→ Dataset records:

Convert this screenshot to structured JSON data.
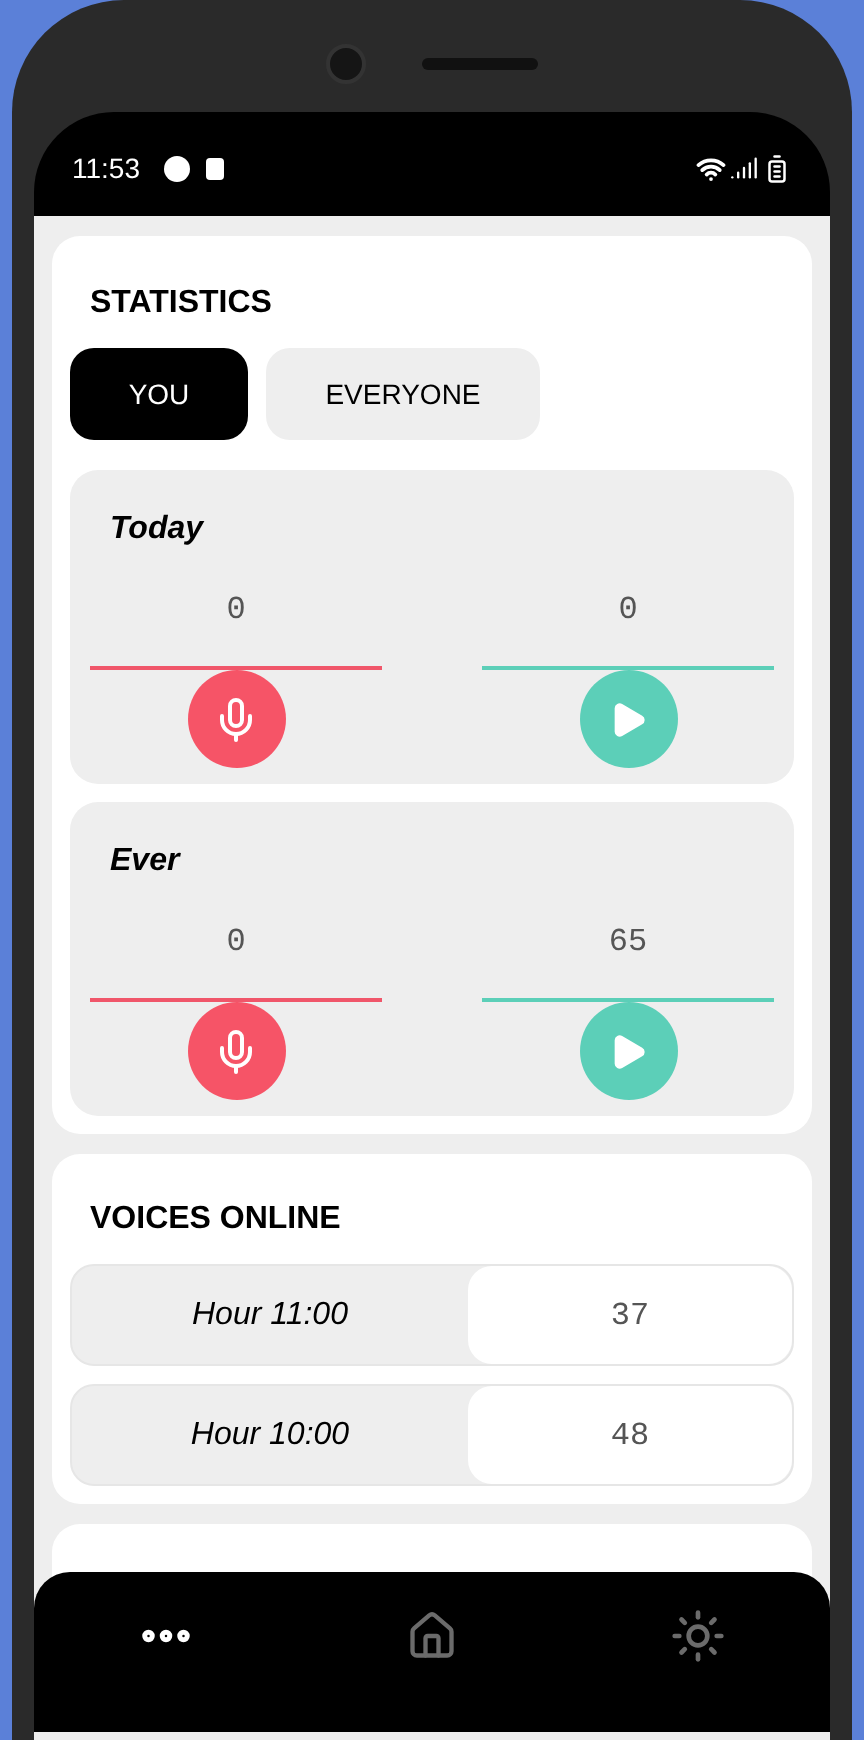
{
  "status_bar": {
    "time": "11:53"
  },
  "statistics": {
    "title": "STATISTICS",
    "tabs": [
      {
        "label": "YOU",
        "selected": true
      },
      {
        "label": "EVERYONE",
        "selected": false
      }
    ],
    "periods": [
      {
        "title": "Today",
        "recorded": "0",
        "listened": "0"
      },
      {
        "title": "Ever",
        "recorded": "0",
        "listened": "65"
      }
    ]
  },
  "voices_online": {
    "title": "VOICES ONLINE",
    "rows": [
      {
        "label": "Hour 11:00",
        "value": "37"
      },
      {
        "label": "Hour 10:00",
        "value": "48"
      }
    ]
  },
  "bottom_nav": [
    {
      "kind": "more",
      "selected": true
    },
    {
      "kind": "home",
      "selected": false
    },
    {
      "kind": "settings",
      "selected": false
    }
  ]
}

→ WORK TO COMPLETE: Give all the lines above again, character for character, without pictures.

→ EXERCISE RESULT:
Convert this screenshot to structured JSON data.
{
  "status_bar": {
    "time": "11:53"
  },
  "statistics": {
    "title": "STATISTICS",
    "tabs": [
      {
        "label": "YOU",
        "selected": true
      },
      {
        "label": "EVERYONE",
        "selected": false
      }
    ],
    "periods": [
      {
        "title": "Today",
        "recorded": "0",
        "listened": "0"
      },
      {
        "title": "Ever",
        "recorded": "0",
        "listened": "65"
      }
    ]
  },
  "voices_online": {
    "title": "VOICES ONLINE",
    "rows": [
      {
        "label": "Hour 11:00",
        "value": "37"
      },
      {
        "label": "Hour 10:00",
        "value": "48"
      }
    ]
  },
  "bottom_nav": [
    {
      "kind": "more",
      "selected": true
    },
    {
      "kind": "home",
      "selected": false
    },
    {
      "kind": "settings",
      "selected": false
    }
  ]
}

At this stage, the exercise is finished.